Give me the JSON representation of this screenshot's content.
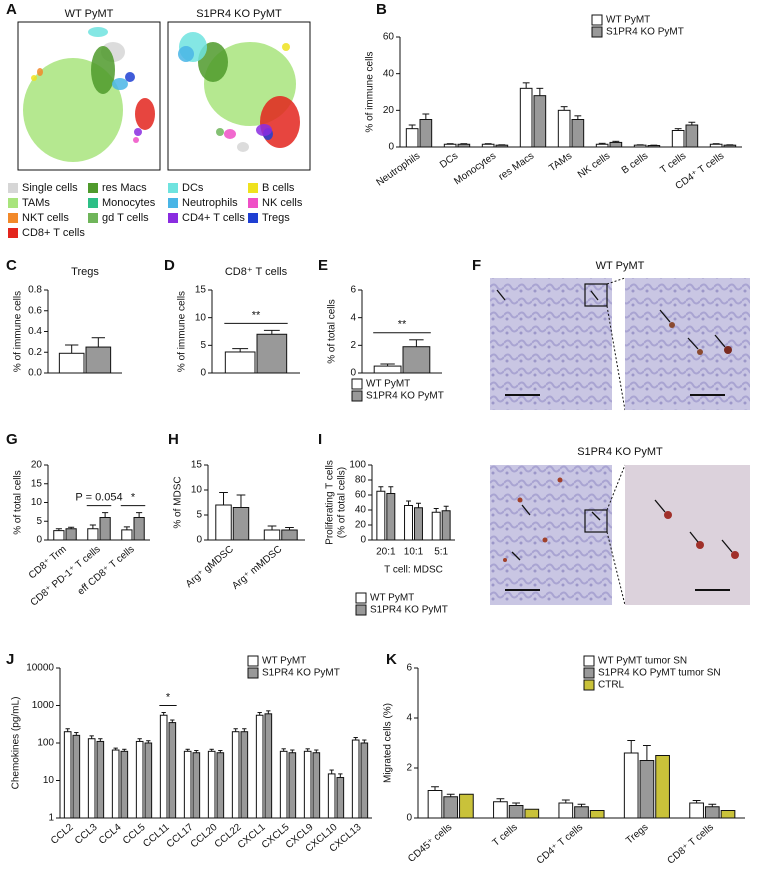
{
  "tsne": {
    "panel": "A",
    "plots": [
      {
        "title": "WT PyMT"
      },
      {
        "title": "S1PR4 KO PyMT"
      }
    ],
    "legend": [
      {
        "name": "Single cells",
        "color": "#d6d6d6"
      },
      {
        "name": "res Macs",
        "color": "#4f9a2c"
      },
      {
        "name": "DCs",
        "color": "#6fe3df"
      },
      {
        "name": "B cells",
        "color": "#efe21e"
      },
      {
        "name": "TAMs",
        "color": "#a8e47c"
      },
      {
        "name": "Monocytes",
        "color": "#2dbf86"
      },
      {
        "name": "Neutrophils",
        "color": "#49b5e6"
      },
      {
        "name": "NK cells",
        "color": "#ef4fc6"
      },
      {
        "name": "NKT cells",
        "color": "#f2892a"
      },
      {
        "name": "gd T cells",
        "color": "#6fb55a"
      },
      {
        "name": "CD4+ T cells",
        "color": "#8a2ce0"
      },
      {
        "name": "Tregs",
        "color": "#1f3fd2"
      },
      {
        "name": "CD8+ T cells",
        "color": "#e3251d"
      }
    ]
  },
  "micrographs": {
    "panel": "F",
    "rows": [
      {
        "title": "WT PyMT"
      },
      {
        "title": "S1PR4 KO PyMT"
      }
    ]
  },
  "chart_data": [
    {
      "type": "bar",
      "panel": "B",
      "ylabel": "% of immune cells",
      "categories": [
        "Neutrophils",
        "DCs",
        "Monocytes",
        "res Macs",
        "TAMs",
        "NK cells",
        "B cells",
        "T cells",
        "CD4⁺ T cells"
      ],
      "series": [
        {
          "name": "WT PyMT",
          "color": "#ffffff",
          "values": [
            10,
            1.5,
            1.5,
            32,
            20,
            1.5,
            1,
            9,
            1.5
          ],
          "errors": [
            2,
            0.3,
            0.3,
            3,
            2,
            0.5,
            0.2,
            1,
            0.3
          ]
        },
        {
          "name": "S1PR4 KO PyMT",
          "color": "#999999",
          "values": [
            15,
            1.5,
            1,
            28,
            15,
            2.5,
            0.8,
            12,
            1
          ],
          "errors": [
            3,
            0.3,
            0.2,
            4,
            2,
            0.6,
            0.2,
            1.5,
            0.2
          ]
        }
      ],
      "ylim": [
        0,
        60
      ],
      "yticks": [
        0,
        20,
        40,
        60
      ]
    },
    {
      "type": "bar",
      "panel": "C",
      "title": "Tregs",
      "ylabel": "% of immune cells",
      "categories": [
        null
      ],
      "series": [
        {
          "color": "#ffffff",
          "values": [
            0.19
          ],
          "errors": [
            0.08
          ]
        },
        {
          "color": "#999999",
          "values": [
            0.25
          ],
          "errors": [
            0.09
          ]
        }
      ],
      "ylim": [
        0,
        0.8
      ],
      "yticks": [
        {
          "value": 0,
          "label": "0.0"
        },
        0.2,
        0.4,
        0.6,
        0.8
      ]
    },
    {
      "type": "bar",
      "panel": "D",
      "title": "CD8⁺ T cells",
      "ylabel": "% of immune cells",
      "categories": [
        null
      ],
      "series": [
        {
          "color": "#ffffff",
          "values": [
            3.8
          ],
          "errors": [
            0.6
          ]
        },
        {
          "color": "#999999",
          "values": [
            7
          ],
          "errors": [
            0.7
          ]
        }
      ],
      "annotations": [
        {
          "text": "**",
          "category": null
        }
      ],
      "ylim": [
        0,
        15
      ],
      "yticks": [
        0,
        5,
        10,
        15
      ]
    },
    {
      "type": "bar",
      "panel": "E",
      "ylabel": "% of total cells",
      "categories": [
        null
      ],
      "series": [
        {
          "name": "WT PyMT",
          "color": "#ffffff",
          "values": [
            0.5
          ],
          "errors": [
            0.15
          ]
        },
        {
          "name": "S1PR4 KO PyMT",
          "color": "#999999",
          "values": [
            1.9
          ],
          "errors": [
            0.5
          ]
        }
      ],
      "annotations": [
        {
          "text": "**",
          "category": null
        }
      ],
      "ylim": [
        0,
        6
      ],
      "yticks": [
        0,
        2,
        4,
        6
      ]
    },
    {
      "type": "bar",
      "panel": "G",
      "ylabel": "% of total cells",
      "categories": [
        "CD8⁺ Trm",
        "CD8⁺ PD-1⁺ T cells",
        "eff CD8⁺ T cells"
      ],
      "series": [
        {
          "color": "#ffffff",
          "values": [
            2.5,
            3,
            2.7
          ],
          "errors": [
            0.5,
            1,
            0.8
          ]
        },
        {
          "color": "#999999",
          "values": [
            3,
            6,
            6
          ],
          "errors": [
            0.4,
            1.3,
            1.3
          ]
        }
      ],
      "annotations": [
        {
          "text": "P = 0.054",
          "category": "CD8⁺ PD-1⁺ T cells"
        },
        {
          "text": "*",
          "category": "eff CD8⁺ T cells"
        }
      ],
      "ylim": [
        0,
        20
      ],
      "yticks": [
        0,
        5,
        10,
        15,
        20
      ]
    },
    {
      "type": "bar",
      "panel": "H",
      "ylabel": "% of MDSC",
      "categories": [
        "Arg⁺ gMDSC",
        "Arg⁺ mMDSC"
      ],
      "series": [
        {
          "color": "#ffffff",
          "values": [
            7,
            2
          ],
          "errors": [
            2.5,
            0.8
          ]
        },
        {
          "color": "#999999",
          "values": [
            6.5,
            2
          ],
          "errors": [
            2.5,
            0.5
          ]
        }
      ],
      "ylim": [
        0,
        15
      ],
      "yticks": [
        0,
        5,
        10,
        15
      ]
    },
    {
      "type": "bar",
      "panel": "I",
      "ylabel": [
        "Proliferating T cells",
        "(% of total cells)"
      ],
      "xlabel": "T cell: MDSC",
      "categories": [
        "20:1",
        "10:1",
        "5:1"
      ],
      "series": [
        {
          "name": "WT PyMT",
          "color": "#ffffff",
          "values": [
            65,
            46,
            37
          ],
          "errors": [
            6,
            6,
            5
          ]
        },
        {
          "name": "S1PR4 KO PyMT",
          "color": "#999999",
          "values": [
            62,
            43,
            39
          ],
          "errors": [
            9,
            6,
            6
          ]
        }
      ],
      "ylim": [
        0,
        100
      ],
      "yticks": [
        0,
        20,
        40,
        60,
        80,
        100
      ]
    },
    {
      "type": "bar",
      "panel": "J",
      "ylabel": "Chemokines (pg/mL)",
      "log": true,
      "categories": [
        "CCL2",
        "CCL3",
        "CCL4",
        "CCL5",
        "CCL11",
        "CCL17",
        "CCL20",
        "CCL22",
        "CXCL1",
        "CXCL5",
        "CXCL9",
        "CXCL10",
        "CXCL13"
      ],
      "series": [
        {
          "name": "WT PyMT",
          "color": "#ffffff",
          "values": [
            200,
            130,
            65,
            110,
            550,
            60,
            60,
            200,
            550,
            60,
            60,
            15,
            120
          ],
          "errors": [
            40,
            25,
            8,
            20,
            100,
            8,
            8,
            40,
            100,
            10,
            10,
            4,
            20
          ]
        },
        {
          "name": "S1PR4 KO PyMT",
          "color": "#999999",
          "values": [
            160,
            110,
            60,
            100,
            350,
            55,
            55,
            200,
            600,
            55,
            55,
            12,
            100
          ],
          "errors": [
            30,
            20,
            8,
            15,
            60,
            8,
            8,
            40,
            120,
            10,
            10,
            3,
            20
          ]
        }
      ],
      "annotations": [
        {
          "text": "*",
          "category": "CCL11"
        }
      ],
      "ylim": [
        1,
        10000
      ],
      "yticks": [
        1,
        10,
        100,
        1000,
        10000
      ]
    },
    {
      "type": "bar",
      "panel": "K",
      "ylabel": "Migrated cells (%)",
      "categories": [
        "CD45⁺ cells",
        "T cells",
        "CD4⁺ T cells",
        "Tregs",
        "CD8⁺ T cells"
      ],
      "series": [
        {
          "name": "WT PyMT tumor SN",
          "color": "#ffffff",
          "values": [
            1.1,
            0.65,
            0.6,
            2.6,
            0.6
          ],
          "errors": [
            0.15,
            0.12,
            0.12,
            0.5,
            0.1
          ]
        },
        {
          "name": "S1PR4 KO PyMT tumor SN",
          "color": "#999999",
          "values": [
            0.85,
            0.5,
            0.45,
            2.3,
            0.45
          ],
          "errors": [
            0.1,
            0.1,
            0.1,
            0.6,
            0.1
          ]
        },
        {
          "name": "CTRL",
          "color": "#c9c23a",
          "values": [
            0.95,
            0.35,
            0.3,
            2.5,
            0.3
          ]
        }
      ],
      "ylim": [
        0,
        6
      ],
      "yticks": [
        0,
        2,
        4,
        6
      ]
    }
  ]
}
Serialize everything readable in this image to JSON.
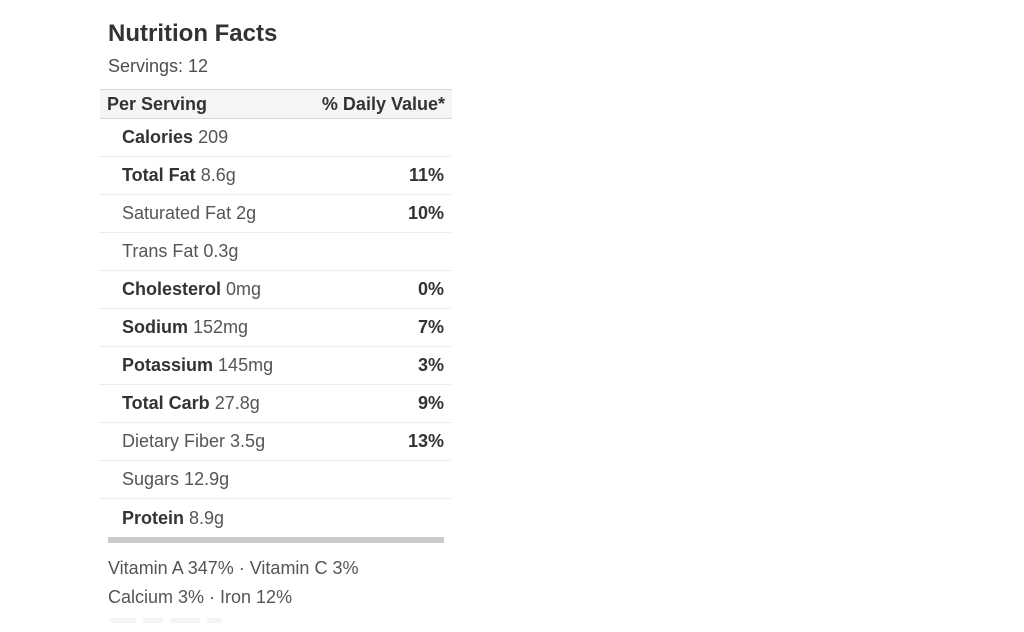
{
  "label": {
    "title": "Nutrition Facts",
    "servings": "Servings: 12",
    "header": {
      "left": "Per Serving",
      "right": "% Daily Value*"
    },
    "rows": [
      {
        "name": "Calories",
        "amount": "209",
        "dv": ""
      },
      {
        "name": "Total Fat",
        "amount": "8.6g",
        "dv": "11%"
      },
      {
        "name": "Saturated Fat",
        "amount": "2g",
        "dv": "10%"
      },
      {
        "name": "Trans Fat",
        "amount": "0.3g",
        "dv": ""
      },
      {
        "name": "Cholesterol",
        "amount": "0mg",
        "dv": "0%"
      },
      {
        "name": "Sodium",
        "amount": "152mg",
        "dv": "7%"
      },
      {
        "name": "Potassium",
        "amount": "145mg",
        "dv": "3%"
      },
      {
        "name": "Total Carb",
        "amount": "27.8g",
        "dv": "9%"
      },
      {
        "name": "Dietary Fiber",
        "amount": "3.5g",
        "dv": "13%"
      },
      {
        "name": "Sugars",
        "amount": "12.9g",
        "dv": ""
      },
      {
        "name": "Protein",
        "amount": "8.9g",
        "dv": ""
      }
    ],
    "micronutrients": {
      "line1": "Vitamin A 347% · Vitamin C 3%",
      "line2": "Calcium 3% · Iron 12%"
    },
    "colors": {
      "bold_text": "#333333",
      "regular_text": "#555555",
      "header_background": "#f5f5f5",
      "header_border": "#d9d9d9",
      "dotted_divider": "#dcdcdc",
      "thick_bar": "#cccccc",
      "page_background": "#ffffff"
    }
  }
}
◇ ◇ ◇ ◇ ◇ ◇ ◇
**Exercise**
Please return every line of the records above that contains the word "title".

**Output**
        "title": "WT PyMT"
        "title": "S1PR4 KO PyMT"
        "title": "WT PyMT"
        "title": "S1PR4 KO PyMT"
      "title": "Tregs",
      "title": "CD8⁺ T cells",
    "title": "Nutrition Facts",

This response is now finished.